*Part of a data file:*
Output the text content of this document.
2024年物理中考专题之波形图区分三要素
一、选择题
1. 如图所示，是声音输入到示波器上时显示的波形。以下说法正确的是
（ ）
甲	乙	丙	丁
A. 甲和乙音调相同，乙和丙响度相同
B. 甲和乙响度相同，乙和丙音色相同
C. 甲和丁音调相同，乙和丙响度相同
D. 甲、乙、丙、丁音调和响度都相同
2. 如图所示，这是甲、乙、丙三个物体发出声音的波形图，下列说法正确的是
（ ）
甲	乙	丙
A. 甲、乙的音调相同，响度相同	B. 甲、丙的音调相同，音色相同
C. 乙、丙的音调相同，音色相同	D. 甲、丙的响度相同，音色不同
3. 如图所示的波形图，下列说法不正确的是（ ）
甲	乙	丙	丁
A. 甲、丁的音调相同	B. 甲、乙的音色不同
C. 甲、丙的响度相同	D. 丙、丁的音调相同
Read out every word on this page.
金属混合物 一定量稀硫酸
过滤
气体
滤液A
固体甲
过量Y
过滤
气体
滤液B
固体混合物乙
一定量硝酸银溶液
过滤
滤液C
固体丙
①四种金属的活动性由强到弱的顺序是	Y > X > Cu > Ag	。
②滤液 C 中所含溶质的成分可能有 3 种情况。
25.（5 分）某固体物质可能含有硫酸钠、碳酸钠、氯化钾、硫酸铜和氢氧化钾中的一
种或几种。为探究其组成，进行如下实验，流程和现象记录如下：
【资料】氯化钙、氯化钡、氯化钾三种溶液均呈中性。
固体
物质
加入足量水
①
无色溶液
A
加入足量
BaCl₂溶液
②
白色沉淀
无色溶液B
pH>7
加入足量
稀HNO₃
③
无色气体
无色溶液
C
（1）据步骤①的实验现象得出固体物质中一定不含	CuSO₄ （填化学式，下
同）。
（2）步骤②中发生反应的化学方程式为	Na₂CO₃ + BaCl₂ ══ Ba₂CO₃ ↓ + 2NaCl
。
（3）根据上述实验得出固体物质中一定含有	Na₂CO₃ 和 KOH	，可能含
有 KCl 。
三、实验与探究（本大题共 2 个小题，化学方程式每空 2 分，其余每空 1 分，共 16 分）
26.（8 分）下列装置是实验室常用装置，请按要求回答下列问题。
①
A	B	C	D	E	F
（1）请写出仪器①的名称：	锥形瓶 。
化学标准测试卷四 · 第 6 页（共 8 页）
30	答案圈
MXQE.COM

*GOAL:* Copy out all lines from the material above that contain the string "丙的响度相同".

*RESPONSE TO THIS EXERCISE:*
C. 乙、丙的音调相同，音色相同	D. 甲、丙的响度相同，音色不同
C. 甲、丙的响度相同	D. 丙、丁的音调相同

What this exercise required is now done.